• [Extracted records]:

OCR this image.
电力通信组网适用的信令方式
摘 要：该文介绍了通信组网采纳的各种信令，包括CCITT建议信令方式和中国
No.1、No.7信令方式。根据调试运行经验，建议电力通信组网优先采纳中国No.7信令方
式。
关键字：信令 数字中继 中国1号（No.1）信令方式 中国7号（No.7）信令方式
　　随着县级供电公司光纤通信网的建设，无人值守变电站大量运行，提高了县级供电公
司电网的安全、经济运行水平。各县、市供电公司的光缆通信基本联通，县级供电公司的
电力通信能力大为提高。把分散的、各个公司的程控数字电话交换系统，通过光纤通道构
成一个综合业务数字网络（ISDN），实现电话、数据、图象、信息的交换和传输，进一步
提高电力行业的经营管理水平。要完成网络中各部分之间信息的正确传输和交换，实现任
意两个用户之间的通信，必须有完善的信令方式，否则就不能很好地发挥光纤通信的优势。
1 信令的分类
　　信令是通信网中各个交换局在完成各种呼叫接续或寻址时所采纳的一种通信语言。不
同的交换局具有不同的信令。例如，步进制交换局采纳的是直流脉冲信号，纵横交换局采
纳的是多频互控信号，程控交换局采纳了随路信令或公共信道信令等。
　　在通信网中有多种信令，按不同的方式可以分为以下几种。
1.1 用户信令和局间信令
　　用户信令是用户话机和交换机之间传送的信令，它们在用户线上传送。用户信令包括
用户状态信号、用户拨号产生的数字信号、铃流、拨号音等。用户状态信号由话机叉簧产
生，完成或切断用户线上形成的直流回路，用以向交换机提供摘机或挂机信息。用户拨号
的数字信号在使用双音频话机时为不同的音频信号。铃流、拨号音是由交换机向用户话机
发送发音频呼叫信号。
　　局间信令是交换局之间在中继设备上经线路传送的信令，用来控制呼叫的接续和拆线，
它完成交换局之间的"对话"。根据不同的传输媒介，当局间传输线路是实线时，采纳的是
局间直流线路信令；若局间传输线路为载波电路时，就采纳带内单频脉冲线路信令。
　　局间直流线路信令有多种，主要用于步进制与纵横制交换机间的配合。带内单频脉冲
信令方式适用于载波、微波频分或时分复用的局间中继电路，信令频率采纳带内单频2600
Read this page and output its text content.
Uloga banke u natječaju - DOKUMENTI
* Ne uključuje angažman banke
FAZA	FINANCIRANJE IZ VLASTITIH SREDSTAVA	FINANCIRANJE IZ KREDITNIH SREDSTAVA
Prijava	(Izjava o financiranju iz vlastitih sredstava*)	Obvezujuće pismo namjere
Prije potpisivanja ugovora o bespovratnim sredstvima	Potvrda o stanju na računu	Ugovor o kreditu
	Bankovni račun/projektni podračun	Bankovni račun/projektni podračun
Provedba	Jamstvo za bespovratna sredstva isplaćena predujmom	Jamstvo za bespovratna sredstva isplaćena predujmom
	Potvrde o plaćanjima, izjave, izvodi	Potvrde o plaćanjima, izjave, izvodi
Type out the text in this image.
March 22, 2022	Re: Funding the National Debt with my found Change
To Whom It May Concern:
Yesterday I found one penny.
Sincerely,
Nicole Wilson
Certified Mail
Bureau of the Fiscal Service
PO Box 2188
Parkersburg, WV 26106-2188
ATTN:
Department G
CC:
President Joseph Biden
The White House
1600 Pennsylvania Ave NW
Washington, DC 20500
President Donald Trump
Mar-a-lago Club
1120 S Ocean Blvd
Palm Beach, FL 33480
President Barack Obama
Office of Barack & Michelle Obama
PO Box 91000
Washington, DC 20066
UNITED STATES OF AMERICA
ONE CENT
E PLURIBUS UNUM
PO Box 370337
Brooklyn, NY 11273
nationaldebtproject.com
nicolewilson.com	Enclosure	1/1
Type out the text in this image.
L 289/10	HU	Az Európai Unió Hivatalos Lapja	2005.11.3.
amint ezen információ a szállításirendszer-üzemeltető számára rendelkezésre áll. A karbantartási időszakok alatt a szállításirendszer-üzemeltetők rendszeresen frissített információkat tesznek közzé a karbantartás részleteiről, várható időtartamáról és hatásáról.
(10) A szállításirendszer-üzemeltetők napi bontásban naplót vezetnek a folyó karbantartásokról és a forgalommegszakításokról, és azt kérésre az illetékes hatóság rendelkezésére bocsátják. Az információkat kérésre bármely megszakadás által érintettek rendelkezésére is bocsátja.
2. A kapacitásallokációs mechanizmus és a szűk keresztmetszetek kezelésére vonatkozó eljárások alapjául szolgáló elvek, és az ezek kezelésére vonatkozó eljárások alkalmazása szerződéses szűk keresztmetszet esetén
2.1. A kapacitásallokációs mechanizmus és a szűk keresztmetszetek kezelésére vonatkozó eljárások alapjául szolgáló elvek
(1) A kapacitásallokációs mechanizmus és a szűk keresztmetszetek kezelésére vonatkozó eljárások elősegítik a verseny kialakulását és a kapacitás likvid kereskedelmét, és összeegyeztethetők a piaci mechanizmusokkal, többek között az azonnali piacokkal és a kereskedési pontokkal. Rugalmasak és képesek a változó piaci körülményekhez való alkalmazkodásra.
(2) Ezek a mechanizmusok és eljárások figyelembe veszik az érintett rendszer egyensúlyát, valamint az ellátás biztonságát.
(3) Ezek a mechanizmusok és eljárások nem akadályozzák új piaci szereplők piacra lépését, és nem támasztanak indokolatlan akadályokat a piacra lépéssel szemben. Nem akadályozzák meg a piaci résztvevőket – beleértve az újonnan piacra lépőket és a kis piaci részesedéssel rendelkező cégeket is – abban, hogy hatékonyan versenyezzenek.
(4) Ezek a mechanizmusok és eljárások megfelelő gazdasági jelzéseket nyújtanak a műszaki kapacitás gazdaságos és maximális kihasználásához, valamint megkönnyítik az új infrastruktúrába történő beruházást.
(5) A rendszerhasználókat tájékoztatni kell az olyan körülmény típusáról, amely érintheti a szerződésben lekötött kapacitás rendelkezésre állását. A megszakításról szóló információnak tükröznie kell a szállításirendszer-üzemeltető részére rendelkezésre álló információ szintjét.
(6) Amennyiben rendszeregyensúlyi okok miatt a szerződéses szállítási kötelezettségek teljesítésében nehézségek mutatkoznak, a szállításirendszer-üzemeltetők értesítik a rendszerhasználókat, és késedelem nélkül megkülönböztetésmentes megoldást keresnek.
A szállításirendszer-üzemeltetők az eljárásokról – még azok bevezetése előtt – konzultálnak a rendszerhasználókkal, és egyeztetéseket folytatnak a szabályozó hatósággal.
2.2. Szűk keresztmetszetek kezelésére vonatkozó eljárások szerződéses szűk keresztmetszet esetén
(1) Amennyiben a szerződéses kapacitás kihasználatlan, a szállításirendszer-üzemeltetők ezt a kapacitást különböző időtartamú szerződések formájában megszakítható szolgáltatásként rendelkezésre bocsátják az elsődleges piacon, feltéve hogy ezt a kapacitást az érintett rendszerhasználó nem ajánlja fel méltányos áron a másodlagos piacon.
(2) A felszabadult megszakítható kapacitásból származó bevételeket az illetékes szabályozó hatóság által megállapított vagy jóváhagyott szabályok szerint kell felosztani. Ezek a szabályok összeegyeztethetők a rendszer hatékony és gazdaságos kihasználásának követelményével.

• [TASK PROMPT]: The records above should be returned exactly.

• [TASK RESULT]:
OCR this image.
电力通信组网适用的信令方式
摘 要：该文介绍了通信组网采纳的各种信令，包括CCITT建议信令方式和中国
No.1、No.7信令方式。根据调试运行经验，建议电力通信组网优先采纳中国No.7信令方
式。
关键字：信令 数字中继 中国1号（No.1）信令方式 中国7号（No.7）信令方式
　　随着县级供电公司光纤通信网的建设，无人值守变电站大量运行，提高了县级供电公
司电网的安全、经济运行水平。各县、市供电公司的光缆通信基本联通，县级供电公司的
电力通信能力大为提高。把分散的、各个公司的程控数字电话交换系统，通过光纤通道构
成一个综合业务数字网络（ISDN），实现电话、数据、图象、信息的交换和传输，进一步
提高电力行业的经营管理水平。要完成网络中各部分之间信息的正确传输和交换，实现任
意两个用户之间的通信，必须有完善的信令方式，否则就不能很好地发挥光纤通信的优势。
1 信令的分类
　　信令是通信网中各个交换局在完成各种呼叫接续或寻址时所采纳的一种通信语言。不
同的交换局具有不同的信令。例如，步进制交换局采纳的是直流脉冲信号，纵横交换局采
纳的是多频互控信号，程控交换局采纳了随路信令或公共信道信令等。
　　在通信网中有多种信令，按不同的方式可以分为以下几种。
1.1 用户信令和局间信令
　　用户信令是用户话机和交换机之间传送的信令，它们在用户线上传送。用户信令包括
用户状态信号、用户拨号产生的数字信号、铃流、拨号音等。用户状态信号由话机叉簧产
生，完成或切断用户线上形成的直流回路，用以向交换机提供摘机或挂机信息。用户拨号
的数字信号在使用双音频话机时为不同的音频信号。铃流、拨号音是由交换机向用户话机
发送发音频呼叫信号。
　　局间信令是交换局之间在中继设备上经线路传送的信令，用来控制呼叫的接续和拆线，
它完成交换局之间的"对话"。根据不同的传输媒介，当局间传输线路是实线时，采纳的是
局间直流线路信令；若局间传输线路为载波电路时，就采纳带内单频脉冲线路信令。
　　局间直流线路信令有多种，主要用于步进制与纵横制交换机间的配合。带内单频脉冲
信令方式适用于载波、微波频分或时分复用的局间中继电路，信令频率采纳带内单频2600
Read this page and output its text content.
Uloga banke u natječaju - DOKUMENTI
* Ne uključuje angažman banke
FAZA	FINANCIRANJE IZ VLASTITIH SREDSTAVA	FINANCIRANJE IZ KREDITNIH SREDSTAVA
Prijava	(Izjava o financiranju iz vlastitih sredstava*)	Obvezujuće pismo namjere
Prije potpisivanja ugovora o bespovratnim sredstvima	Potvrda o stanju na računu	Ugovor o kreditu
	Bankovni račun/projektni podračun	Bankovni račun/projektni podračun
Provedba	Jamstvo za bespovratna sredstva isplaćena predujmom	Jamstvo za bespovratna sredstva isplaćena predujmom
	Potvrde o plaćanjima, izjave, izvodi	Potvrde o plaćanjima, izjave, izvodi
Type out the text in this image.
March 22, 2022	Re: Funding the National Debt with my found Change
To Whom It May Concern:
Yesterday I found one penny.
Sincerely,
Nicole Wilson
Certified Mail
Bureau of the Fiscal Service
PO Box 2188
Parkersburg, WV 26106-2188
ATTN:
Department G
CC:
President Joseph Biden
The White House
1600 Pennsylvania Ave NW
Washington, DC 20500
President Donald Trump
Mar-a-lago Club
1120 S Ocean Blvd
Palm Beach, FL 33480
President Barack Obama
Office of Barack & Michelle Obama
PO Box 91000
Washington, DC 20066
UNITED STATES OF AMERICA
ONE CENT
E PLURIBUS UNUM
PO Box 370337
Brooklyn, NY 11273
nationaldebtproject.com
nicolewilson.com	Enclosure	1/1
Type out the text in this image.
L 289/10	HU	Az Európai Unió Hivatalos Lapja	2005.11.3.
amint ezen információ a szállításirendszer-üzemeltető számára rendelkezésre áll. A karbantartási időszakok alatt a szállításirendszer-üzemeltetők rendszeresen frissített információkat tesznek közzé a karbantartás részleteiről, várható időtartamáról és hatásáról.
(10) A szállításirendszer-üzemeltetők napi bontásban naplót vezetnek a folyó karbantartásokról és a forgalommegszakításokról, és azt kérésre az illetékes hatóság rendelkezésére bocsátják. Az információkat kérésre bármely megszakadás által érintettek rendelkezésére is bocsátja.
2. A kapacitásallokációs mechanizmus és a szűk keresztmetszetek kezelésére vonatkozó eljárások alapjául szolgáló elvek, és az ezek kezelésére vonatkozó eljárások alkalmazása szerződéses szűk keresztmetszet esetén
2.1. A kapacitásallokációs mechanizmus és a szűk keresztmetszetek kezelésére vonatkozó eljárások alapjául szolgáló elvek
(1) A kapacitásallokációs mechanizmus és a szűk keresztmetszetek kezelésére vonatkozó eljárások elősegítik a verseny kialakulását és a kapacitás likvid kereskedelmét, és összeegyeztethetők a piaci mechanizmusokkal, többek között az azonnali piacokkal és a kereskedési pontokkal. Rugalmasak és képesek a változó piaci körülményekhez való alkalmazkodásra.
(2) Ezek a mechanizmusok és eljárások figyelembe veszik az érintett rendszer egyensúlyát, valamint az ellátás biztonságát.
(3) Ezek a mechanizmusok és eljárások nem akadályozzák új piaci szereplők piacra lépését, és nem támasztanak indokolatlan akadályokat a piacra lépéssel szemben. Nem akadályozzák meg a piaci résztvevőket – beleértve az újonnan piacra lépőket és a kis piaci részesedéssel rendelkező cégeket is – abban, hogy hatékonyan versenyezzenek.
(4) Ezek a mechanizmusok és eljárások megfelelő gazdasági jelzéseket nyújtanak a műszaki kapacitás gazdaságos és maximális kihasználásához, valamint megkönnyítik az új infrastruktúrába történő beruházást.
(5) A rendszerhasználókat tájékoztatni kell az olyan körülmény típusáról, amely érintheti a szerződésben lekötött kapacitás rendelkezésre állását. A megszakításról szóló információnak tükröznie kell a szállításirendszer-üzemeltető részére rendelkezésre álló információ szintjét.
(6) Amennyiben rendszeregyensúlyi okok miatt a szerződéses szállítási kötelezettségek teljesítésében nehézségek mutatkoznak, a szállításirendszer-üzemeltetők értesítik a rendszerhasználókat, és késedelem nélkül megkülönböztetésmentes megoldást keresnek.
A szállításirendszer-üzemeltetők az eljárásokról – még azok bevezetése előtt – konzultálnak a rendszerhasználókkal, és egyeztetéseket folytatnak a szabályozó hatósággal.
2.2. Szűk keresztmetszetek kezelésére vonatkozó eljárások szerződéses szűk keresztmetszet esetén
(1) Amennyiben a szerződéses kapacitás kihasználatlan, a szállításirendszer-üzemeltetők ezt a kapacitást különböző időtartamú szerződések formájában megszakítható szolgáltatásként rendelkezésre bocsátják az elsődleges piacon, feltéve hogy ezt a kapacitást az érintett rendszerhasználó nem ajánlja fel méltányos áron a másodlagos piacon.
(2) A felszabadult megszakítható kapacitásból származó bevételeket az illetékes szabályozó hatóság által megállapított vagy jóváhagyott szabályok szerint kell felosztani. Ezek a szabályok összeegyeztethetők a rendszer hatékony és gazdaságos kihasználásának követelményével.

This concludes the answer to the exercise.